REQUIREMENTS: Drop every picture, then transcribe the remaining data exactly.

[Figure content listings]

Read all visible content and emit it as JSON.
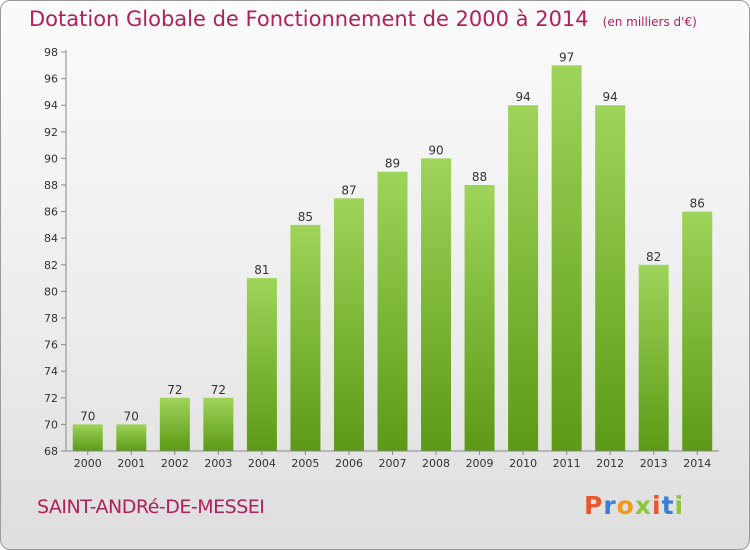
{
  "title": "Dotation Globale de Fonctionnement de 2000 à 2014",
  "unit_note": "(en milliers d'€)",
  "commune": "SAINT-ANDRé-DE-MESSEI",
  "logo": {
    "text": "Proxiti",
    "letter_colors": [
      "#e8572b",
      "#3a7fd6",
      "#f29a1c",
      "#8cc63f",
      "#e8572b",
      "#3a7fd6",
      "#8cc63f"
    ]
  },
  "colors": {
    "title": "#b0205a",
    "bar_top": "#9fd45a",
    "bar_bottom": "#5c9a16",
    "axis": "#888888",
    "label": "#333333"
  },
  "chart_data": {
    "type": "bar",
    "categories": [
      "2000",
      "2001",
      "2002",
      "2003",
      "2004",
      "2005",
      "2006",
      "2007",
      "2008",
      "2009",
      "2010",
      "2011",
      "2012",
      "2013",
      "2014"
    ],
    "values": [
      70,
      70,
      72,
      72,
      81,
      85,
      87,
      89,
      90,
      88,
      94,
      97,
      94,
      82,
      86
    ],
    "ylim": [
      68,
      98
    ],
    "yticks": [
      68,
      70,
      72,
      74,
      76,
      78,
      80,
      82,
      84,
      86,
      88,
      90,
      92,
      94,
      96,
      98
    ],
    "xlabel": "",
    "ylabel": "",
    "grid": false,
    "data_labels": true
  }
}
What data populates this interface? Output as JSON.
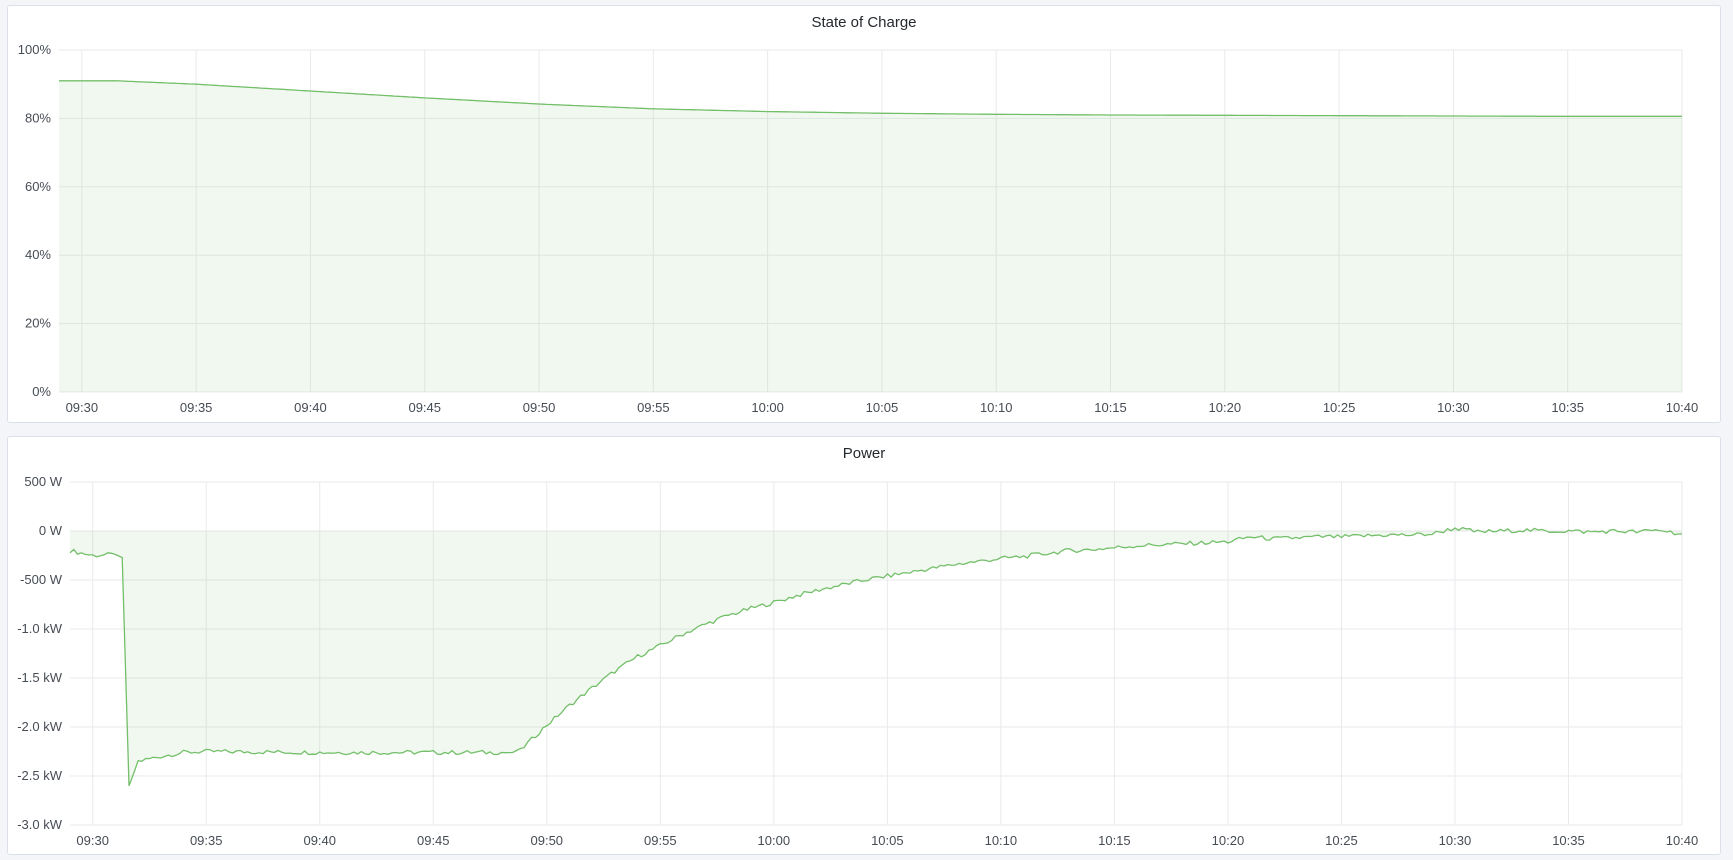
{
  "chart_data": [
    {
      "type": "area",
      "title": "State of Charge",
      "xlim": [
        "09:29",
        "10:40"
      ],
      "ylim": [
        0,
        100
      ],
      "y_ticks": [
        "0%",
        "20%",
        "40%",
        "60%",
        "80%",
        "100%"
      ],
      "y_tick_values": [
        0,
        20,
        40,
        60,
        80,
        100
      ],
      "x_ticks": [
        "09:30",
        "09:35",
        "09:40",
        "09:45",
        "09:50",
        "09:55",
        "10:00",
        "10:05",
        "10:10",
        "10:15",
        "10:20",
        "10:25",
        "10:30",
        "10:35",
        "10:40"
      ],
      "grid": true,
      "color": "#73bf69",
      "points": [
        [
          "09:29",
          91
        ],
        [
          "09:31.5",
          91
        ],
        [
          "09:35",
          90
        ],
        [
          "09:40",
          88
        ],
        [
          "09:45",
          86
        ],
        [
          "09:50",
          84.2
        ],
        [
          "09:55",
          82.8
        ],
        [
          "10:00",
          82
        ],
        [
          "10:05",
          81.5
        ],
        [
          "10:10",
          81.2
        ],
        [
          "10:15",
          81
        ],
        [
          "10:20",
          80.9
        ],
        [
          "10:25",
          80.8
        ],
        [
          "10:30",
          80.7
        ],
        [
          "10:35",
          80.6
        ],
        [
          "10:40",
          80.6
        ]
      ]
    },
    {
      "type": "area",
      "title": "Power",
      "xlim": [
        "09:29",
        "10:40"
      ],
      "ylim": [
        -3000,
        500
      ],
      "y_ticks": [
        "-3.0 kW",
        "-2.5 kW",
        "-2.0 kW",
        "-1.5 kW",
        "-1.0 kW",
        "-500 W",
        "0 W",
        "500 W"
      ],
      "y_tick_values": [
        -3000,
        -2500,
        -2000,
        -1500,
        -1000,
        -500,
        0,
        500
      ],
      "x_ticks": [
        "09:30",
        "09:35",
        "09:40",
        "09:45",
        "09:50",
        "09:55",
        "10:00",
        "10:05",
        "10:10",
        "10:15",
        "10:20",
        "10:25",
        "10:30",
        "10:35",
        "10:40"
      ],
      "grid": true,
      "color": "#73bf69",
      "points": [
        [
          "09:29",
          -200
        ],
        [
          "09:30",
          -250
        ],
        [
          "09:31",
          -240
        ],
        [
          "09:31.3",
          -270
        ],
        [
          "09:31.6",
          -2600
        ],
        [
          "09:32",
          -2350
        ],
        [
          "09:33",
          -2300
        ],
        [
          "09:34",
          -2260
        ],
        [
          "09:35",
          -2250
        ],
        [
          "09:40",
          -2260
        ],
        [
          "09:45",
          -2260
        ],
        [
          "09:48.5",
          -2260
        ],
        [
          "09:49",
          -2200
        ],
        [
          "09:50",
          -1980
        ],
        [
          "09:51",
          -1780
        ],
        [
          "09:52",
          -1600
        ],
        [
          "09:53",
          -1430
        ],
        [
          "09:54",
          -1280
        ],
        [
          "09:55",
          -1170
        ],
        [
          "09:56",
          -1050
        ],
        [
          "09:57",
          -950
        ],
        [
          "09:58",
          -860
        ],
        [
          "09:59",
          -790
        ],
        [
          "10:00",
          -730
        ],
        [
          "10:01",
          -660
        ],
        [
          "10:02",
          -600
        ],
        [
          "10:03",
          -550
        ],
        [
          "10:04",
          -500
        ],
        [
          "10:05",
          -460
        ],
        [
          "10:06",
          -420
        ],
        [
          "10:07",
          -380
        ],
        [
          "10:08",
          -340
        ],
        [
          "10:09",
          -310
        ],
        [
          "10:10",
          -280
        ],
        [
          "10:11",
          -260
        ],
        [
          "10:12",
          -230
        ],
        [
          "10:13",
          -200
        ],
        [
          "10:14",
          -190
        ],
        [
          "10:15",
          -170
        ],
        [
          "10:16",
          -150
        ],
        [
          "10:17",
          -140
        ],
        [
          "10:18",
          -130
        ],
        [
          "10:19",
          -120
        ],
        [
          "10:20",
          -110
        ],
        [
          "10:21",
          -60
        ],
        [
          "10:22",
          -80
        ],
        [
          "10:23",
          -70
        ],
        [
          "10:24",
          -60
        ],
        [
          "10:25",
          -60
        ],
        [
          "10:26",
          -50
        ],
        [
          "10:27",
          -40
        ],
        [
          "10:28",
          -40
        ],
        [
          "10:29",
          -30
        ],
        [
          "10:30",
          30
        ],
        [
          "10:31",
          -10
        ],
        [
          "10:32",
          0
        ],
        [
          "10:33",
          10
        ],
        [
          "10:34",
          0
        ],
        [
          "10:35",
          0
        ],
        [
          "10:36",
          -10
        ],
        [
          "10:37",
          0
        ],
        [
          "10:38",
          -10
        ],
        [
          "10:39",
          10
        ],
        [
          "10:40",
          -30
        ]
      ]
    }
  ]
}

EXERCISE SOLUTION:
Read all visible content and emit it as JSON.
{
  "title": "Dotation Globale de Fonctionnement de 2000 à 2014",
  "unit_note": "(en milliers d'€)",
  "commune": "SAINT-ANDRé-DE-MESSEI",
  "logo": {
    "text": "Proxiti",
    "letter_colors": [
      "#e8572b",
      "#3a7fd6",
      "#f29a1c",
      "#8cc63f",
      "#e8572b",
      "#3a7fd6",
      "#8cc63f"
    ]
  },
  "colors": {
    "title": "#b0205a",
    "bar_top": "#9fd45a",
    "bar_bottom": "#5c9a16",
    "axis": "#888888",
    "label": "#333333"
  },
  "chart_data": {
    "type": "bar",
    "categories": [
      "2000",
      "2001",
      "2002",
      "2003",
      "2004",
      "2005",
      "2006",
      "2007",
      "2008",
      "2009",
      "2010",
      "2011",
      "2012",
      "2013",
      "2014"
    ],
    "values": [
      70,
      70,
      72,
      72,
      81,
      85,
      87,
      89,
      90,
      88,
      94,
      97,
      94,
      82,
      86
    ],
    "ylim": [
      68,
      98
    ],
    "yticks": [
      68,
      70,
      72,
      74,
      76,
      78,
      80,
      82,
      84,
      86,
      88,
      90,
      92,
      94,
      96,
      98
    ],
    "xlabel": "",
    "ylabel": "",
    "grid": false,
    "data_labels": true
  }
}
What data populates this interface? Output as JSON.
{
  "chart_data": [
    {
      "type": "area",
      "title": "State of Charge",
      "xlim": [
        "09:29",
        "10:40"
      ],
      "ylim": [
        0,
        100
      ],
      "y_ticks": [
        "0%",
        "20%",
        "40%",
        "60%",
        "80%",
        "100%"
      ],
      "y_tick_values": [
        0,
        20,
        40,
        60,
        80,
        100
      ],
      "x_ticks": [
        "09:30",
        "09:35",
        "09:40",
        "09:45",
        "09:50",
        "09:55",
        "10:00",
        "10:05",
        "10:10",
        "10:15",
        "10:20",
        "10:25",
        "10:30",
        "10:35",
        "10:40"
      ],
      "grid": true,
      "color": "#73bf69",
      "points": [
        [
          "09:29",
          91
        ],
        [
          "09:31.5",
          91
        ],
        [
          "09:35",
          90
        ],
        [
          "09:40",
          88
        ],
        [
          "09:45",
          86
        ],
        [
          "09:50",
          84.2
        ],
        [
          "09:55",
          82.8
        ],
        [
          "10:00",
          82
        ],
        [
          "10:05",
          81.5
        ],
        [
          "10:10",
          81.2
        ],
        [
          "10:15",
          81
        ],
        [
          "10:20",
          80.9
        ],
        [
          "10:25",
          80.8
        ],
        [
          "10:30",
          80.7
        ],
        [
          "10:35",
          80.6
        ],
        [
          "10:40",
          80.6
        ]
      ]
    },
    {
      "type": "area",
      "title": "Power",
      "xlim": [
        "09:29",
        "10:40"
      ],
      "ylim": [
        -3000,
        500
      ],
      "y_ticks": [
        "-3.0 kW",
        "-2.5 kW",
        "-2.0 kW",
        "-1.5 kW",
        "-1.0 kW",
        "-500 W",
        "0 W",
        "500 W"
      ],
      "y_tick_values": [
        -3000,
        -2500,
        -2000,
        -1500,
        -1000,
        -500,
        0,
        500
      ],
      "x_ticks": [
        "09:30",
        "09:35",
        "09:40",
        "09:45",
        "09:50",
        "09:55",
        "10:00",
        "10:05",
        "10:10",
        "10:15",
        "10:20",
        "10:25",
        "10:30",
        "10:35",
        "10:40"
      ],
      "grid": true,
      "color": "#73bf69",
      "points": [
        [
          "09:29",
          -200
        ],
        [
          "09:30",
          -250
        ],
        [
          "09:31",
          -240
        ],
        [
          "09:31.3",
          -270
        ],
        [
          "09:31.6",
          -2600
        ],
        [
          "09:32",
          -2350
        ],
        [
          "09:33",
          -2300
        ],
        [
          "09:34",
          -2260
        ],
        [
          "09:35",
          -2250
        ],
        [
          "09:40",
          -2260
        ],
        [
          "09:45",
          -2260
        ],
        [
          "09:48.5",
          -2260
        ],
        [
          "09:49",
          -2200
        ],
        [
          "09:50",
          -1980
        ],
        [
          "09:51",
          -1780
        ],
        [
          "09:52",
          -1600
        ],
        [
          "09:53",
          -1430
        ],
        [
          "09:54",
          -1280
        ],
        [
          "09:55",
          -1170
        ],
        [
          "09:56",
          -1050
        ],
        [
          "09:57",
          -950
        ],
        [
          "09:58",
          -860
        ],
        [
          "09:59",
          -790
        ],
        [
          "10:00",
          -730
        ],
        [
          "10:01",
          -660
        ],
        [
          "10:02",
          -600
        ],
        [
          "10:03",
          -550
        ],
        [
          "10:04",
          -500
        ],
        [
          "10:05",
          -460
        ],
        [
          "10:06",
          -420
        ],
        [
          "10:07",
          -380
        ],
        [
          "10:08",
          -340
        ],
        [
          "10:09",
          -310
        ],
        [
          "10:10",
          -280
        ],
        [
          "10:11",
          -260
        ],
        [
          "10:12",
          -230
        ],
        [
          "10:13",
          -200
        ],
        [
          "10:14",
          -190
        ],
        [
          "10:15",
          -170
        ],
        [
          "10:16",
          -150
        ],
        [
          "10:17",
          -140
        ],
        [
          "10:18",
          -130
        ],
        [
          "10:19",
          -120
        ],
        [
          "10:20",
          -110
        ],
        [
          "10:21",
          -60
        ],
        [
          "10:22",
          -80
        ],
        [
          "10:23",
          -70
        ],
        [
          "10:24",
          -60
        ],
        [
          "10:25",
          -60
        ],
        [
          "10:26",
          -50
        ],
        [
          "10:27",
          -40
        ],
        [
          "10:28",
          -40
        ],
        [
          "10:29",
          -30
        ],
        [
          "10:30",
          30
        ],
        [
          "10:31",
          -10
        ],
        [
          "10:32",
          0
        ],
        [
          "10:33",
          10
        ],
        [
          "10:34",
          0
        ],
        [
          "10:35",
          0
        ],
        [
          "10:36",
          -10
        ],
        [
          "10:37",
          0
        ],
        [
          "10:38",
          -10
        ],
        [
          "10:39",
          10
        ],
        [
          "10:40",
          -30
        ]
      ]
    }
  ]
}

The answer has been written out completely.